---- Data to examine

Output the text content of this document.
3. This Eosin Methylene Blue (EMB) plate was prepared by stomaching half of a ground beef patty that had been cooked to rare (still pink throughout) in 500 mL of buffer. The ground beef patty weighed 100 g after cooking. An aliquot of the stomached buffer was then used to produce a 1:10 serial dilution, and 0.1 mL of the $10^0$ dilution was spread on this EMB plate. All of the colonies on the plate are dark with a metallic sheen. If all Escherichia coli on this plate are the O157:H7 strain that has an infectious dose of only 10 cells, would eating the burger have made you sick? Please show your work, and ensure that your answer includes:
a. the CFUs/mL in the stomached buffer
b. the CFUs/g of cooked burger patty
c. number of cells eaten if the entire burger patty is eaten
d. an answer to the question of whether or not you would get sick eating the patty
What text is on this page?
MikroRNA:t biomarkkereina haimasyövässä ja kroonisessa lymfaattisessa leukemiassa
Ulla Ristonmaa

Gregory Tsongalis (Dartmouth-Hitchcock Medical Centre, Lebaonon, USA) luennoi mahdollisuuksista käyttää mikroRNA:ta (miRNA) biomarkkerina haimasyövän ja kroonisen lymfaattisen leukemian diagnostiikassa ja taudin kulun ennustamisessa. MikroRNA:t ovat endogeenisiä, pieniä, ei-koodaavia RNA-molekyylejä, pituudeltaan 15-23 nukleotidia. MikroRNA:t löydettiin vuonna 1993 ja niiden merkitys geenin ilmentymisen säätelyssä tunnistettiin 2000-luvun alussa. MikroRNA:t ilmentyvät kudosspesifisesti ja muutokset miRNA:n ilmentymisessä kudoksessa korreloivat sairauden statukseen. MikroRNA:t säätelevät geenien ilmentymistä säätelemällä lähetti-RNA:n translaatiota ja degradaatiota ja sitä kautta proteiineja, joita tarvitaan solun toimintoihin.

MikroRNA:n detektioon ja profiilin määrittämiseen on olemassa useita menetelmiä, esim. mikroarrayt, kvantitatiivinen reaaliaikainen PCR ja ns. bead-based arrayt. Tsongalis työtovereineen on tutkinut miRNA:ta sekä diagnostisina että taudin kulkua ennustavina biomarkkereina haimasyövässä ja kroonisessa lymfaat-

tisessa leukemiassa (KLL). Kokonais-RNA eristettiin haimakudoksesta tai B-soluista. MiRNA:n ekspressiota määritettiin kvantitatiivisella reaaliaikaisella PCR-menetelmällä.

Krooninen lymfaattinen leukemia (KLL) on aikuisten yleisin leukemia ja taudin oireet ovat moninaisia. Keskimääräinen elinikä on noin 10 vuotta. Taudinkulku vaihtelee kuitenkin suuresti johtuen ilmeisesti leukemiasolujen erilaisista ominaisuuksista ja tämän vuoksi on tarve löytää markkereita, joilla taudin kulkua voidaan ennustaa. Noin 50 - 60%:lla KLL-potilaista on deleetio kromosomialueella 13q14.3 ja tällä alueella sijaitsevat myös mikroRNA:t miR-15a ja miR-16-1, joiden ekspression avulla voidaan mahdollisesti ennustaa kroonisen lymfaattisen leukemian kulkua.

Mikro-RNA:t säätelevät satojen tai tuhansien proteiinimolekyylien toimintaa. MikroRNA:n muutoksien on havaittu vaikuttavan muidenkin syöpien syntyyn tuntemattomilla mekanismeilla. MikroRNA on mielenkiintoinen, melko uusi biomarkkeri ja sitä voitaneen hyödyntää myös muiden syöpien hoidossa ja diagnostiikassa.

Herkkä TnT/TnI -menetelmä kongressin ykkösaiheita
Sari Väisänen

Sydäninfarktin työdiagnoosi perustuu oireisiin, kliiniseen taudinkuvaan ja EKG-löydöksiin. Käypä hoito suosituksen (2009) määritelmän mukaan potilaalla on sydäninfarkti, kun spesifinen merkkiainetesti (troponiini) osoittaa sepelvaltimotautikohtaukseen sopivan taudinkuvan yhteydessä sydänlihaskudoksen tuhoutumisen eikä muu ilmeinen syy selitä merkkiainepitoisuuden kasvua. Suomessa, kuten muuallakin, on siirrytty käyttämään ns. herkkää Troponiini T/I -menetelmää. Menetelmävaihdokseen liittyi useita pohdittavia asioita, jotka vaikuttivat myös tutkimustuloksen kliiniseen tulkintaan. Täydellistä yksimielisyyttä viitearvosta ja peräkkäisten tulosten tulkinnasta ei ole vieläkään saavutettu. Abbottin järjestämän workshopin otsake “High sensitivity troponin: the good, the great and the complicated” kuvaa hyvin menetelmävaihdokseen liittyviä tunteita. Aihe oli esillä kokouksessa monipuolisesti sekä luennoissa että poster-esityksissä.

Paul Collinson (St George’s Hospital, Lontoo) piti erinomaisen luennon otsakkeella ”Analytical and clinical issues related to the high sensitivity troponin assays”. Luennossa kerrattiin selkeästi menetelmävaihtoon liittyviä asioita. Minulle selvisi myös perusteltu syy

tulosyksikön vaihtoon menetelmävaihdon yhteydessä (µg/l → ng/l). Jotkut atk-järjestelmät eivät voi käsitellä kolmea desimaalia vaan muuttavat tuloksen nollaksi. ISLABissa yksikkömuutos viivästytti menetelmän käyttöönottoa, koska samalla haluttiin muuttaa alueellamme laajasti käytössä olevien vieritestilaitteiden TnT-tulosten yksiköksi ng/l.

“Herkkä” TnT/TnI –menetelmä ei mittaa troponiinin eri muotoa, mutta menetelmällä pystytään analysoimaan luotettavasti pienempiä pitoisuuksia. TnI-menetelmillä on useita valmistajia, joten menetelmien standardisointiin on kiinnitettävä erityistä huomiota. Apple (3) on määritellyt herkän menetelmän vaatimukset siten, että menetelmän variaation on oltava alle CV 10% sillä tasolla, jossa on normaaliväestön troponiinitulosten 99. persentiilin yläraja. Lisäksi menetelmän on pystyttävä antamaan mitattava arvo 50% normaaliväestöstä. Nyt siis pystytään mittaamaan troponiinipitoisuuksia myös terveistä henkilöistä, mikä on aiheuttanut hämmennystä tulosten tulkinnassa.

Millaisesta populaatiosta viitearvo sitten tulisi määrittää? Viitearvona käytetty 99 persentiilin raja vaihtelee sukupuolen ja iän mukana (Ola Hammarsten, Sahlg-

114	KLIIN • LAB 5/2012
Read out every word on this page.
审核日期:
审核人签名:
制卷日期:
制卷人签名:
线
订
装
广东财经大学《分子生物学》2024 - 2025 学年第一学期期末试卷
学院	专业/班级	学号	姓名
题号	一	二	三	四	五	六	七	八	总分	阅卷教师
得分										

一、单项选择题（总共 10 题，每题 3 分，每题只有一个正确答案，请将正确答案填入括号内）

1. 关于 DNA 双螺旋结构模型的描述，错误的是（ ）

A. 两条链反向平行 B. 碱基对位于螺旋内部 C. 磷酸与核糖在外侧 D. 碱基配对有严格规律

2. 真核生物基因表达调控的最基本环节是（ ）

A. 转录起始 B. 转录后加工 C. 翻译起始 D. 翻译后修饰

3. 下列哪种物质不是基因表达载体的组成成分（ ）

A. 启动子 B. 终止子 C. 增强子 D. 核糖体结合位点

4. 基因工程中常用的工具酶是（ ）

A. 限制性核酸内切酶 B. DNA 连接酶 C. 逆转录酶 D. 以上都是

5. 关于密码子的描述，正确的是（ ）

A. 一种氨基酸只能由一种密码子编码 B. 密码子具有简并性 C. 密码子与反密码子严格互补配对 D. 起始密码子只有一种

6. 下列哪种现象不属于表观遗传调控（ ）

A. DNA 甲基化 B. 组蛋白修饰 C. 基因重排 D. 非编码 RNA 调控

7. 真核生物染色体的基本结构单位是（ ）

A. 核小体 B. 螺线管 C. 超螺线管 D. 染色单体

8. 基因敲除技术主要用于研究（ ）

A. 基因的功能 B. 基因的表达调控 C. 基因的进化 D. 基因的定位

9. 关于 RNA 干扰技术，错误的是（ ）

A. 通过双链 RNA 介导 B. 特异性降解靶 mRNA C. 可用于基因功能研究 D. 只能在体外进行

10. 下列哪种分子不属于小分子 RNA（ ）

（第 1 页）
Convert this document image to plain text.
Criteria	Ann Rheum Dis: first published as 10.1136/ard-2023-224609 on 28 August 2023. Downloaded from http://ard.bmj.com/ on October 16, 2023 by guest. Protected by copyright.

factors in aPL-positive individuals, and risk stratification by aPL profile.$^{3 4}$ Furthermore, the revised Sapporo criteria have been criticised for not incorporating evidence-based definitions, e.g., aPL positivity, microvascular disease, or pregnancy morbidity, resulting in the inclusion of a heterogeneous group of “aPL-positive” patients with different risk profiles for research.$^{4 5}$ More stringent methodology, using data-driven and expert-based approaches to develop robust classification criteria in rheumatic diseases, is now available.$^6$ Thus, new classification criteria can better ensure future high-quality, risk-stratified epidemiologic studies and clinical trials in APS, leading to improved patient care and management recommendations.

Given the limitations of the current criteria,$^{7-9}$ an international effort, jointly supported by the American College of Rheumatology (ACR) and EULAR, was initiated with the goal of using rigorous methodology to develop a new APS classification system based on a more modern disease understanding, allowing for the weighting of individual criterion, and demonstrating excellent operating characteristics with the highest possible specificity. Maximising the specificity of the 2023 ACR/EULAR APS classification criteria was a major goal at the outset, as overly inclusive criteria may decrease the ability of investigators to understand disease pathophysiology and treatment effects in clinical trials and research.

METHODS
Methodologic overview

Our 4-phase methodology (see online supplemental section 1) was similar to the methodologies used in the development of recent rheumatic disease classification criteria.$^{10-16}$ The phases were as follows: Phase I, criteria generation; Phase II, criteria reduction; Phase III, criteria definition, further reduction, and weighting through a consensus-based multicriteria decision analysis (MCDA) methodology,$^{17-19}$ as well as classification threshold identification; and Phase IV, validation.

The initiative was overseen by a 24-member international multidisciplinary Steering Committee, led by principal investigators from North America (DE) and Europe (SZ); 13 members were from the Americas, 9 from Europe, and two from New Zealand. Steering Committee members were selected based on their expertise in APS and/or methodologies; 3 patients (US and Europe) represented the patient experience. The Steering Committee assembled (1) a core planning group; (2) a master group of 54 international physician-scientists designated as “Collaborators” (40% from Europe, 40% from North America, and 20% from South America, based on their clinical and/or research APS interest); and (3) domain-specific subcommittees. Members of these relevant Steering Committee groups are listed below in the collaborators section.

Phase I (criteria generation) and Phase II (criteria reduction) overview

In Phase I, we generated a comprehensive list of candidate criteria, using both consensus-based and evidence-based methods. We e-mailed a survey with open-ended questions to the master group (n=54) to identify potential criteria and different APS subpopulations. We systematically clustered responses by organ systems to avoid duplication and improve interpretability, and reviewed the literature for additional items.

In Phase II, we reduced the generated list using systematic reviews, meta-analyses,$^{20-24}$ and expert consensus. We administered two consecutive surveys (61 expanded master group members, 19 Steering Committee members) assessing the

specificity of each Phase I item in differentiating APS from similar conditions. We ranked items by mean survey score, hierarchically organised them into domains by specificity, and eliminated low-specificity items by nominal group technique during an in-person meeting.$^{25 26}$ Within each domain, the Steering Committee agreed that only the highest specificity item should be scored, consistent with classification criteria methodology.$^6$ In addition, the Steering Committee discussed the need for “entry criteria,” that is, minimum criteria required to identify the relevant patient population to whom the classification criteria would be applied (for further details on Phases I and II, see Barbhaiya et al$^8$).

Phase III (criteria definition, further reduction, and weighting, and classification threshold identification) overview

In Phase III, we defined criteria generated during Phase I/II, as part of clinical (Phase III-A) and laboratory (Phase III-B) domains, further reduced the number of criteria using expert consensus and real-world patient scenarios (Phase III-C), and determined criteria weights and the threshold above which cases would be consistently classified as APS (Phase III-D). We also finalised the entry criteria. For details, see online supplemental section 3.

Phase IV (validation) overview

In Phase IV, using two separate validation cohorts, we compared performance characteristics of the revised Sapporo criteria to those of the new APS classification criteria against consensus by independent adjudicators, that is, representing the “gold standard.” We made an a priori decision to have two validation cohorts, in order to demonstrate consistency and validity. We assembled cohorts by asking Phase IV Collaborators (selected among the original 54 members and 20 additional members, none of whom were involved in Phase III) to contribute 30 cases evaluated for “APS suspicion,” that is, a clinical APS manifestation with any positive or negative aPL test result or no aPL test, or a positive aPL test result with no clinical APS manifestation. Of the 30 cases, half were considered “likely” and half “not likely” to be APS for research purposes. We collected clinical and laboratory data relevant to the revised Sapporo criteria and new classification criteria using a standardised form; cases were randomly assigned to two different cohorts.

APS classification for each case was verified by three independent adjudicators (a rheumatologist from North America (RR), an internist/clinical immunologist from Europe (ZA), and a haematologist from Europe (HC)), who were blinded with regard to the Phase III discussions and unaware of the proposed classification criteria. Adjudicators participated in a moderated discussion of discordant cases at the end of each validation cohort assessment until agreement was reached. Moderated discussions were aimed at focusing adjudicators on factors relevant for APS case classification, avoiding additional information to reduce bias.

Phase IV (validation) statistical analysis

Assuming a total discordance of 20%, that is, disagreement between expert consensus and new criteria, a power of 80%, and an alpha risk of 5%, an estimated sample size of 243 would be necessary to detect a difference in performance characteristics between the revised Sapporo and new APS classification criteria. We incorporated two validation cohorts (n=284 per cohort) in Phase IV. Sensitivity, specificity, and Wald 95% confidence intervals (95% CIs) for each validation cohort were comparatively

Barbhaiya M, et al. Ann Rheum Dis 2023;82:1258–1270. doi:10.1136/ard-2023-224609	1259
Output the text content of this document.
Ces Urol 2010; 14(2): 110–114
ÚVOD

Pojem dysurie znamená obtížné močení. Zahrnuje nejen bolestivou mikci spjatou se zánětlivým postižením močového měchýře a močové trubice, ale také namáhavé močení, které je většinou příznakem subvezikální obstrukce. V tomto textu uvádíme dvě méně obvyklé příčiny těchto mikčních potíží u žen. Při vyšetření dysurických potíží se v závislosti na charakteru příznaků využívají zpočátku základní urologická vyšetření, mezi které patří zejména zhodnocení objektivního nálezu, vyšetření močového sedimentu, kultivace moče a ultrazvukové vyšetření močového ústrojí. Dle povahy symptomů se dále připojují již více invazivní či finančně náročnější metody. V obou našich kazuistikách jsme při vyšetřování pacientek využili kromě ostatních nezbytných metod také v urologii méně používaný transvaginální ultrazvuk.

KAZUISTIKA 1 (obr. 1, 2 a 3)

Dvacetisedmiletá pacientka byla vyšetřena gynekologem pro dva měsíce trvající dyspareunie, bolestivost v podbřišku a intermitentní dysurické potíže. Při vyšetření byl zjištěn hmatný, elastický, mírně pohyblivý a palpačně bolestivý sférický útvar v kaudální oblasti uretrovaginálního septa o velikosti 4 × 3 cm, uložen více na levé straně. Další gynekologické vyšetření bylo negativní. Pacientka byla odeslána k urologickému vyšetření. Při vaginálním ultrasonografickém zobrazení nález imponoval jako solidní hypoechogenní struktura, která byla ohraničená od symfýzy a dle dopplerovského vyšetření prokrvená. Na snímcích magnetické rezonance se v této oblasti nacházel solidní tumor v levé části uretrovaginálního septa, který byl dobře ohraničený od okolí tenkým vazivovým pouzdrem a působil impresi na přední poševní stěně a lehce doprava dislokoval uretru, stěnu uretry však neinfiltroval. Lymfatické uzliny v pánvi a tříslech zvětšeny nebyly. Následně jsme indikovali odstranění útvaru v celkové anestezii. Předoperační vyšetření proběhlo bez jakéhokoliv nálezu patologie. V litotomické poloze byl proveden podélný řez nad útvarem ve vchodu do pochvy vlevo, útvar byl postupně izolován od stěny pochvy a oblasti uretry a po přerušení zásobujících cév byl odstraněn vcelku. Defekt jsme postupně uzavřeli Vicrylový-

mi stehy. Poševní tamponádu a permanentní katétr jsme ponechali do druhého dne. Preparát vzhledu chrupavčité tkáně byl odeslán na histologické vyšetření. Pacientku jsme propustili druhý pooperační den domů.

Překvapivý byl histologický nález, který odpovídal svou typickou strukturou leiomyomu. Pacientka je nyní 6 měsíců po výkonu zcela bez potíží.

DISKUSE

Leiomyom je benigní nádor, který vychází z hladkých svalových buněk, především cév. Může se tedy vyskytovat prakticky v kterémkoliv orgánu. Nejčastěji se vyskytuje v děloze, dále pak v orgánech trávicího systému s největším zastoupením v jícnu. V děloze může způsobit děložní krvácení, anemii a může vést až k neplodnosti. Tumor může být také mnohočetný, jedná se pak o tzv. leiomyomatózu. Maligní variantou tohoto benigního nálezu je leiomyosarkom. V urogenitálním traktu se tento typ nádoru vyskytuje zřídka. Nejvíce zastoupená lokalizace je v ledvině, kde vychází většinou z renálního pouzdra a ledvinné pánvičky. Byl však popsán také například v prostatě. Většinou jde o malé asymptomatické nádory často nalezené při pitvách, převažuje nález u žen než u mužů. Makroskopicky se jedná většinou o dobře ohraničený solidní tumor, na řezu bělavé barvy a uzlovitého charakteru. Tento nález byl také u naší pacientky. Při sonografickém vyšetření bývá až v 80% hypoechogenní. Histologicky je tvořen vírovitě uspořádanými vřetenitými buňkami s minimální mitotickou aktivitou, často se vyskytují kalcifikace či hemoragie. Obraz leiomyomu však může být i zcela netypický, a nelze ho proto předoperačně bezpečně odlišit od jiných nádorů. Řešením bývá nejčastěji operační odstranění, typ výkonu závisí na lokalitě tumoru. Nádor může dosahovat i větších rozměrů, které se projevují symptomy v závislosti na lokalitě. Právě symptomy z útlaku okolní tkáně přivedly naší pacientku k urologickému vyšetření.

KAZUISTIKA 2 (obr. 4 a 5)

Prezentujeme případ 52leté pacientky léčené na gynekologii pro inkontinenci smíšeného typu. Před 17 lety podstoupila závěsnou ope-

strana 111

--------

Description of the task:
Check every line of the data, and copy the ones that contain "CFUs".

Your solution:
a. the CFUs/mL in the stomached buffer
b. the CFUs/g of cooked burger patty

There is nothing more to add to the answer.